== Data listing ==

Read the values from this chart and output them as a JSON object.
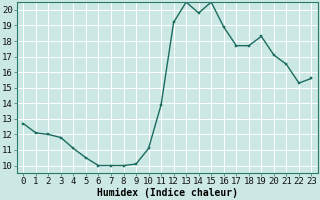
{
  "x": [
    0,
    1,
    2,
    3,
    4,
    5,
    6,
    7,
    8,
    9,
    10,
    11,
    12,
    13,
    14,
    15,
    16,
    17,
    18,
    19,
    20,
    21,
    22,
    23
  ],
  "y": [
    12.7,
    12.1,
    12.0,
    11.8,
    11.1,
    10.5,
    10.0,
    10.0,
    10.0,
    10.1,
    11.1,
    13.9,
    19.2,
    20.5,
    19.8,
    20.5,
    18.9,
    17.7,
    17.7,
    18.3,
    17.1,
    16.5,
    15.3,
    15.6
  ],
  "bg_color": "#cce8e4",
  "line_color": "#1a6b60",
  "marker_color": "#1a6b60",
  "grid_color": "#ffffff",
  "xlabel": "Humidex (Indice chaleur)",
  "xlim": [
    -0.5,
    23.5
  ],
  "ylim": [
    9.5,
    20.5
  ],
  "yticks": [
    10,
    11,
    12,
    13,
    14,
    15,
    16,
    17,
    18,
    19,
    20
  ],
  "xticks": [
    0,
    1,
    2,
    3,
    4,
    5,
    6,
    7,
    8,
    9,
    10,
    11,
    12,
    13,
    14,
    15,
    16,
    17,
    18,
    19,
    20,
    21,
    22,
    23
  ],
  "xlabel_fontsize": 7,
  "tick_fontsize": 6.5
}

===

#### [Given problem]
Repeat the listing above exactly, with no pictures.

#### [Expected output]
Read the values from this chart and output them as a JSON object.
{
  "x": [
    0,
    1,
    2,
    3,
    4,
    5,
    6,
    7,
    8,
    9,
    10,
    11,
    12,
    13,
    14,
    15,
    16,
    17,
    18,
    19,
    20,
    21,
    22,
    23
  ],
  "y": [
    12.7,
    12.1,
    12.0,
    11.8,
    11.1,
    10.5,
    10.0,
    10.0,
    10.0,
    10.1,
    11.1,
    13.9,
    19.2,
    20.5,
    19.8,
    20.5,
    18.9,
    17.7,
    17.7,
    18.3,
    17.1,
    16.5,
    15.3,
    15.6
  ],
  "bg_color": "#cce8e4",
  "line_color": "#1a6b60",
  "marker_color": "#1a6b60",
  "grid_color": "#ffffff",
  "xlabel": "Humidex (Indice chaleur)",
  "xlim": [
    -0.5,
    23.5
  ],
  "ylim": [
    9.5,
    20.5
  ],
  "yticks": [
    10,
    11,
    12,
    13,
    14,
    15,
    16,
    17,
    18,
    19,
    20
  ],
  "xticks": [
    0,
    1,
    2,
    3,
    4,
    5,
    6,
    7,
    8,
    9,
    10,
    11,
    12,
    13,
    14,
    15,
    16,
    17,
    18,
    19,
    20,
    21,
    22,
    23
  ],
  "xlabel_fontsize": 7,
  "tick_fontsize": 6.5
}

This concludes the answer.